◆ Data excerpts:
......
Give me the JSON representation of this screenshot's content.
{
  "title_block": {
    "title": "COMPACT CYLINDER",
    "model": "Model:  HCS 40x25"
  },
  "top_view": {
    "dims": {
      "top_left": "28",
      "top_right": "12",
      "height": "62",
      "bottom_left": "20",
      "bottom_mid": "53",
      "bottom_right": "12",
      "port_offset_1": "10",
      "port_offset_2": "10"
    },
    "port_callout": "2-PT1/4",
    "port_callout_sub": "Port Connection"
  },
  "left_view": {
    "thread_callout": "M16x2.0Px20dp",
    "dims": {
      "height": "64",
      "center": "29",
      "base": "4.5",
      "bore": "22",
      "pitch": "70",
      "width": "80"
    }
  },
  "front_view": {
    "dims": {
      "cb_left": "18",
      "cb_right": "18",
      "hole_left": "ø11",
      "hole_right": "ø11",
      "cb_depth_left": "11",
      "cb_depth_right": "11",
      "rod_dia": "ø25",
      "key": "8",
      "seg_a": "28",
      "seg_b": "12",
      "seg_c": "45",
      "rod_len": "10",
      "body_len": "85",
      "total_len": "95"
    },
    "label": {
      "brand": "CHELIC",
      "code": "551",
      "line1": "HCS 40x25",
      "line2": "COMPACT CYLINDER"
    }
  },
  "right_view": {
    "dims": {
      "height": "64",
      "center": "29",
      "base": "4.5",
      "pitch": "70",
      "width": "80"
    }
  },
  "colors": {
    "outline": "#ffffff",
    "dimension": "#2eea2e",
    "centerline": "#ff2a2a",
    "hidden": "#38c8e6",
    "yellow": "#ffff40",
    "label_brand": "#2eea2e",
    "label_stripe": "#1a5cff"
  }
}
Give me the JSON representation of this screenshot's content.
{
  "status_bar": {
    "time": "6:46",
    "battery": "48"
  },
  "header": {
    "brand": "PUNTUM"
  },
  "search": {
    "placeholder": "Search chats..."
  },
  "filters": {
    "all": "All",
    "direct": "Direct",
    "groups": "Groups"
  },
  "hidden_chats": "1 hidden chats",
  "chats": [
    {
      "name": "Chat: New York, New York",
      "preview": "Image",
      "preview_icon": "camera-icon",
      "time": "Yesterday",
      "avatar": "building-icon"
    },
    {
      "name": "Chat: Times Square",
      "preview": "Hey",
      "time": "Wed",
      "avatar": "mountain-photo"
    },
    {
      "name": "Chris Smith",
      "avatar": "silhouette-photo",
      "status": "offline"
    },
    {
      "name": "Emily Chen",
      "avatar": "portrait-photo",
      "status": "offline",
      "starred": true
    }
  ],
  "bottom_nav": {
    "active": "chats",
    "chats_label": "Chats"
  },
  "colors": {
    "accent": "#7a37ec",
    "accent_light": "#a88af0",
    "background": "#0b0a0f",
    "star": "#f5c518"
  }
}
......
Reproduce each entry from the records above, character for character.

Give me the JSON representation of this screenshot's content.
{
  "title_block": {
    "title": "COMPACT CYLINDER",
    "model": "Model:  HCS 40x25"
  },
  "top_view": {
    "dims": {
      "top_left": "28",
      "top_right": "12",
      "height": "62",
      "bottom_left": "20",
      "bottom_mid": "53",
      "bottom_right": "12",
      "port_offset_1": "10",
      "port_offset_2": "10"
    },
    "port_callout": "2-PT1/4",
    "port_callout_sub": "Port Connection"
  },
  "left_view": {
    "thread_callout": "M16x2.0Px20dp",
    "dims": {
      "height": "64",
      "center": "29",
      "base": "4.5",
      "bore": "22",
      "pitch": "70",
      "width": "80"
    }
  },
  "front_view": {
    "dims": {
      "cb_left": "18",
      "cb_right": "18",
      "hole_left": "ø11",
      "hole_right": "ø11",
      "cb_depth_left": "11",
      "cb_depth_right": "11",
      "rod_dia": "ø25",
      "key": "8",
      "seg_a": "28",
      "seg_b": "12",
      "seg_c": "45",
      "rod_len": "10",
      "body_len": "85",
      "total_len": "95"
    },
    "label": {
      "brand": "CHELIC",
      "code": "551",
      "line1": "HCS 40x25",
      "line2": "COMPACT CYLINDER"
    }
  },
  "right_view": {
    "dims": {
      "height": "64",
      "center": "29",
      "base": "4.5",
      "pitch": "70",
      "width": "80"
    }
  },
  "colors": {
    "outline": "#ffffff",
    "dimension": "#2eea2e",
    "centerline": "#ff2a2a",
    "hidden": "#38c8e6",
    "yellow": "#ffff40",
    "label_brand": "#2eea2e",
    "label_stripe": "#1a5cff"
  }
}
Give me the JSON representation of this screenshot's content.
{
  "status_bar": {
    "time": "6:46",
    "battery": "48"
  },
  "header": {
    "brand": "PUNTUM"
  },
  "search": {
    "placeholder": "Search chats..."
  },
  "filters": {
    "all": "All",
    "direct": "Direct",
    "groups": "Groups"
  },
  "hidden_chats": "1 hidden chats",
  "chats": [
    {
      "name": "Chat: New York, New York",
      "preview": "Image",
      "preview_icon": "camera-icon",
      "time": "Yesterday",
      "avatar": "building-icon"
    },
    {
      "name": "Chat: Times Square",
      "preview": "Hey",
      "time": "Wed",
      "avatar": "mountain-photo"
    },
    {
      "name": "Chris Smith",
      "avatar": "silhouette-photo",
      "status": "offline"
    },
    {
      "name": "Emily Chen",
      "avatar": "portrait-photo",
      "status": "offline",
      "starred": true
    }
  ],
  "bottom_nav": {
    "active": "chats",
    "chats_label": "Chats"
  },
  "colors": {
    "accent": "#7a37ec",
    "accent_light": "#a88af0",
    "background": "#0b0a0f",
    "star": "#f5c518"
  }
}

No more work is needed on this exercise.